* begin *

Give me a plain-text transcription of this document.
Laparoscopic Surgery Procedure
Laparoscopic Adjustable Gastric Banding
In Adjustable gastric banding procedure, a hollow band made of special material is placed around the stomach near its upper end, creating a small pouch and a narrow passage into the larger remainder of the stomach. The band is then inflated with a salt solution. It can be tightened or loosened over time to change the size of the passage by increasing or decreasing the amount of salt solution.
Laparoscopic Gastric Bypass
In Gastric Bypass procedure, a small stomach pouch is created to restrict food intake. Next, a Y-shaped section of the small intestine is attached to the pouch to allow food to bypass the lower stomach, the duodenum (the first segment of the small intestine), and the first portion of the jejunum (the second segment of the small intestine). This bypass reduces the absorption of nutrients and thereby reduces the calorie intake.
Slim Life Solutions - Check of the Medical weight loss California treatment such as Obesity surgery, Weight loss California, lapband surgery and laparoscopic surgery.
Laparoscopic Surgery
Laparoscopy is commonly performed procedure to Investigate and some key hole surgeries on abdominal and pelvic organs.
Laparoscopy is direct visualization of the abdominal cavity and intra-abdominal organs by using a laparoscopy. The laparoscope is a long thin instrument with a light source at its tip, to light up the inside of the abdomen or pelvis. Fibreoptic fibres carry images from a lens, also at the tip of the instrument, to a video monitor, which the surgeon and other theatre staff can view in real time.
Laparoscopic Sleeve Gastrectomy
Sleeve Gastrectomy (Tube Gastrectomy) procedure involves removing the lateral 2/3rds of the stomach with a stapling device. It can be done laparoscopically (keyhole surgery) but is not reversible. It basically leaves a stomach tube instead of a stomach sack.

* end *

Work to be completed:
Show every line in the entries where the string "Sleeve" occurs.

Task output:
Laparoscopic Sleeve Gastrectomy
Sleeve Gastrectomy (Tube Gastrectomy) procedure involves removing the lateral 2/3rds of the stomach with a stapling device. It can be done laparoscopically (keyhole surgery) but is not reversible. It basically leaves a stomach tube instead of a stomach sack.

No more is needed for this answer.